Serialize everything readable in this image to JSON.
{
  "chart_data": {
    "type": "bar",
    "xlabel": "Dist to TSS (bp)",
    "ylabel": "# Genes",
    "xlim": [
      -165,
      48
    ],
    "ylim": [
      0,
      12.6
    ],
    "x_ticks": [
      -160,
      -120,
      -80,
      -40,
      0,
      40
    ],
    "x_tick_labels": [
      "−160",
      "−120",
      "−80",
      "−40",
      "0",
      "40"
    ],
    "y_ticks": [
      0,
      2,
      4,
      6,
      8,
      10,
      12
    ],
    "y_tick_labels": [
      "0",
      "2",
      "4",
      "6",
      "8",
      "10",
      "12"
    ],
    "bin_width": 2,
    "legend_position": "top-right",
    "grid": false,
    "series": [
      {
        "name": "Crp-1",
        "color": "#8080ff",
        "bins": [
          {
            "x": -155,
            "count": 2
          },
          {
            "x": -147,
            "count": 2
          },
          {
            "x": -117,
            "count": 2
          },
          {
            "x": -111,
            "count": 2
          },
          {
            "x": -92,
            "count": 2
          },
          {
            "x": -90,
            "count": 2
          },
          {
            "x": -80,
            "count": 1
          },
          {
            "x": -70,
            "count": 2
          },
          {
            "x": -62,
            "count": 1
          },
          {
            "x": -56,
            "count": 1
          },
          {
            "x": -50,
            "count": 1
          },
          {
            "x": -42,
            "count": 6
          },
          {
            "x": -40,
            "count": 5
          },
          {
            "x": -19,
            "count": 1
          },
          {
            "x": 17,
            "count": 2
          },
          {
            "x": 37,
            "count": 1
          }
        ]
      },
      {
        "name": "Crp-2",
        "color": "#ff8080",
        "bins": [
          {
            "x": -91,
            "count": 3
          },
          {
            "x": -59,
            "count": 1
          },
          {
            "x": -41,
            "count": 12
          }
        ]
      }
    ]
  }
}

+---+

Task directions: Word for word, return each of the entries shown above.

Solution:
Serialize everything readable in this image to JSON.
{
  "chart_data": {
    "type": "bar",
    "xlabel": "Dist to TSS (bp)",
    "ylabel": "# Genes",
    "xlim": [
      -165,
      48
    ],
    "ylim": [
      0,
      12.6
    ],
    "x_ticks": [
      -160,
      -120,
      -80,
      -40,
      0,
      40
    ],
    "x_tick_labels": [
      "−160",
      "−120",
      "−80",
      "−40",
      "0",
      "40"
    ],
    "y_ticks": [
      0,
      2,
      4,
      6,
      8,
      10,
      12
    ],
    "y_tick_labels": [
      "0",
      "2",
      "4",
      "6",
      "8",
      "10",
      "12"
    ],
    "bin_width": 2,
    "legend_position": "top-right",
    "grid": false,
    "series": [
      {
        "name": "Crp-1",
        "color": "#8080ff",
        "bins": [
          {
            "x": -155,
            "count": 2
          },
          {
            "x": -147,
            "count": 2
          },
          {
            "x": -117,
            "count": 2
          },
          {
            "x": -111,
            "count": 2
          },
          {
            "x": -92,
            "count": 2
          },
          {
            "x": -90,
            "count": 2
          },
          {
            "x": -80,
            "count": 1
          },
          {
            "x": -70,
            "count": 2
          },
          {
            "x": -62,
            "count": 1
          },
          {
            "x": -56,
            "count": 1
          },
          {
            "x": -50,
            "count": 1
          },
          {
            "x": -42,
            "count": 6
          },
          {
            "x": -40,
            "count": 5
          },
          {
            "x": -19,
            "count": 1
          },
          {
            "x": 17,
            "count": 2
          },
          {
            "x": 37,
            "count": 1
          }
        ]
      },
      {
        "name": "Crp-2",
        "color": "#ff8080",
        "bins": [
          {
            "x": -91,
            "count": 3
          },
          {
            "x": -59,
            "count": 1
          },
          {
            "x": -41,
            "count": 12
          }
        ]
      }
    ]
  }
}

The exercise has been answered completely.